_Given problem_
In the material below, find every line with "samt" and pull it out.
------------------------
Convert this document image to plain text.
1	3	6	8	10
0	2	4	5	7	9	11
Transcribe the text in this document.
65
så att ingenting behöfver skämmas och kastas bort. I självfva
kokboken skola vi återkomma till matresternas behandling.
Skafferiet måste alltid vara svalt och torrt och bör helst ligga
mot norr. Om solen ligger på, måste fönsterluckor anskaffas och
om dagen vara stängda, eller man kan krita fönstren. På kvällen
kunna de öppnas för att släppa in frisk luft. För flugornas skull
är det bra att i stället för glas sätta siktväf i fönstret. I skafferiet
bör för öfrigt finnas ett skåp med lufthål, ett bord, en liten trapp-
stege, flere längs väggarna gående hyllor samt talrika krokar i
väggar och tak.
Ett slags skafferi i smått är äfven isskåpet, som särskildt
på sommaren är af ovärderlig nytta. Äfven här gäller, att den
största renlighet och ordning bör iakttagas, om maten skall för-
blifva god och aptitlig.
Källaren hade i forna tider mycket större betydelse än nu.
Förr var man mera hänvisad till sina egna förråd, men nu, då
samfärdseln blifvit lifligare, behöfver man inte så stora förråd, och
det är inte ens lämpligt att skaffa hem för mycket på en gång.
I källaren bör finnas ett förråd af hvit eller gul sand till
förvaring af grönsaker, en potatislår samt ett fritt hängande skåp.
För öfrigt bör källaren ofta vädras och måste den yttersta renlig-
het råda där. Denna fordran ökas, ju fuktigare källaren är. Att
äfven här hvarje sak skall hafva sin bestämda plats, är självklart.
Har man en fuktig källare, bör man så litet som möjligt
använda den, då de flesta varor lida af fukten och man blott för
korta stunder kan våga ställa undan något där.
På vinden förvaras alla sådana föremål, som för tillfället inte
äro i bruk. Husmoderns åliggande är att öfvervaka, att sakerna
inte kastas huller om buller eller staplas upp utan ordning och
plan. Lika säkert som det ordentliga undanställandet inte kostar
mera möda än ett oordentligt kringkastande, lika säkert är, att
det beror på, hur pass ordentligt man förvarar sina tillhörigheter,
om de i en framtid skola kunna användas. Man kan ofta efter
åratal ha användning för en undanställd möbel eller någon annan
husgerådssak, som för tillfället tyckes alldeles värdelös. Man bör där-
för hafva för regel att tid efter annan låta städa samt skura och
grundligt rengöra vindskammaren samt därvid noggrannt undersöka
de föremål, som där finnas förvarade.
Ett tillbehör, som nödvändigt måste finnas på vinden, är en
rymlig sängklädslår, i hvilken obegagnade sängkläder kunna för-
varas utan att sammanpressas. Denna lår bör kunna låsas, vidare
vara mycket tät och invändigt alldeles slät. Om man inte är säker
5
------------------------
_The answer_
stege, flere längs väggarna gående hyllor samt talrika krokar i
förvaring af grönsaker, en potatislår samt ett fritt hängande skåp.
för hafva för regel att tid efter annan låta städa samt skura och
grundligt rengöra vindskammaren samt därvid noggrannt undersöka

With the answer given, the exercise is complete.